### WHAT NEEDS TO BE DONE
Starting from the line containing "What data populates this interface?", write out the rest of the entries exactly, through the final line, including nothing else.

-- Start of INFORMATION SHOWN --

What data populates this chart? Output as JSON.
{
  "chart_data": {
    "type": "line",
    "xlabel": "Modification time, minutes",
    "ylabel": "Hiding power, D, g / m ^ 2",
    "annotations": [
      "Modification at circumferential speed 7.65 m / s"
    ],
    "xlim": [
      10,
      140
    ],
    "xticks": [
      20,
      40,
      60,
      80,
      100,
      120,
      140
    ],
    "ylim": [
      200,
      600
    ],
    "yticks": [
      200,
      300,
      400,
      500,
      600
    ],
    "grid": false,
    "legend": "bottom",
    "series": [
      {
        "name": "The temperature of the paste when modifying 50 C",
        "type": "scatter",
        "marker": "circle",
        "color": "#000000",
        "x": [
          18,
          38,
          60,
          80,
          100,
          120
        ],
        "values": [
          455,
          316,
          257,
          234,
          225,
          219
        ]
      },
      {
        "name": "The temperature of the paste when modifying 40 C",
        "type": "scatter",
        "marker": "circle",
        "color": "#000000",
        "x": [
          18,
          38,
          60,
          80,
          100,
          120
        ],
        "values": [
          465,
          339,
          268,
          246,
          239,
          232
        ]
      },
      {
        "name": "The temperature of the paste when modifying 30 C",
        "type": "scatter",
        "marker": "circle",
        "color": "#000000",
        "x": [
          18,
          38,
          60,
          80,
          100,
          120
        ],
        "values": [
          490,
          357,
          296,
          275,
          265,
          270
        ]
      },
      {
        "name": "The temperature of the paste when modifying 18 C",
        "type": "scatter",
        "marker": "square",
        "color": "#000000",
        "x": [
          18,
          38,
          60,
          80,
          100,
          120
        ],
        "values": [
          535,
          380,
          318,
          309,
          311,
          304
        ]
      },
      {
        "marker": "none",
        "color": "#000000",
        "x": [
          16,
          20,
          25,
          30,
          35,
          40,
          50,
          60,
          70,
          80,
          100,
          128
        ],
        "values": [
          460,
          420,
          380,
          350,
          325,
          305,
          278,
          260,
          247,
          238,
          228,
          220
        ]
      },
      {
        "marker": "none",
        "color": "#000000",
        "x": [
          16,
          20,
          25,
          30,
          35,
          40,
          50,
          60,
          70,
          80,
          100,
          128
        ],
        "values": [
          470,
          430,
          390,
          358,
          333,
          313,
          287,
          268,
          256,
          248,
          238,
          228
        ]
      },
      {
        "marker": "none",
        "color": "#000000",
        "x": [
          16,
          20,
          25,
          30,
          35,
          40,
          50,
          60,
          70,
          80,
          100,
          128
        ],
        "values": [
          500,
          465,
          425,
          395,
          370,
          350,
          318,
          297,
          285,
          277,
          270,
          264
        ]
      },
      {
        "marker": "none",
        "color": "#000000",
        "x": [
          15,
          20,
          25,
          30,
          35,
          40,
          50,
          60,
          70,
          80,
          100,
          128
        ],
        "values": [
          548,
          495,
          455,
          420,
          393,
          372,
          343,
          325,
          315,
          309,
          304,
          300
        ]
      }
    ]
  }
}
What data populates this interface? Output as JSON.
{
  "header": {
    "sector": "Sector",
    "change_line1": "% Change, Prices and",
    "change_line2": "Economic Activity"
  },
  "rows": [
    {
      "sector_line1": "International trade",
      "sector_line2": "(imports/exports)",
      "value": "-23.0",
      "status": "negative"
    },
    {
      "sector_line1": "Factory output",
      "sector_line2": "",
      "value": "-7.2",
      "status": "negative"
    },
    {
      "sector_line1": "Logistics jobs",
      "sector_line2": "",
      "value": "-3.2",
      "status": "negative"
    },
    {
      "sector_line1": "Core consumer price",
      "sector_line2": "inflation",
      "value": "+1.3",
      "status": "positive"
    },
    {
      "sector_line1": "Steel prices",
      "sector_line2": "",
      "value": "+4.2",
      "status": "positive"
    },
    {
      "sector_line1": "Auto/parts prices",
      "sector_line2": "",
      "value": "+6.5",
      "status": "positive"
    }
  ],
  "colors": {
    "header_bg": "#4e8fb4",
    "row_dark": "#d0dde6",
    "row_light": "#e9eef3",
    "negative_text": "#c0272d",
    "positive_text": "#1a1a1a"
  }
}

-- End of INFORMATION SHOWN --

### RESULT FOR THIS EXERCISE
What data populates this interface? Output as JSON.
{
  "header": {
    "sector": "Sector",
    "change_line1": "% Change, Prices and",
    "change_line2": "Economic Activity"
  },
  "rows": [
    {
      "sector_line1": "International trade",
      "sector_line2": "(imports/exports)",
      "value": "-23.0",
      "status": "negative"
    },
    {
      "sector_line1": "Factory output",
      "sector_line2": "",
      "value": "-7.2",
      "status": "negative"
    },
    {
      "sector_line1": "Logistics jobs",
      "sector_line2": "",
      "value": "-3.2",
      "status": "negative"
    },
    {
      "sector_line1": "Core consumer price",
      "sector_line2": "inflation",
      "value": "+1.3",
      "status": "positive"
    },
    {
      "sector_line1": "Steel prices",
      "sector_line2": "",
      "value": "+4.2",
      "status": "positive"
    },
    {
      "sector_line1": "Auto/parts prices",
      "sector_line2": "",
      "value": "+6.5",
      "status": "positive"
    }
  ],
  "colors": {
    "header_bg": "#4e8fb4",
    "row_dark": "#d0dde6",
    "row_light": "#e9eef3",
    "negative_text": "#c0272d",
    "positive_text": "#1a1a1a"
  }
}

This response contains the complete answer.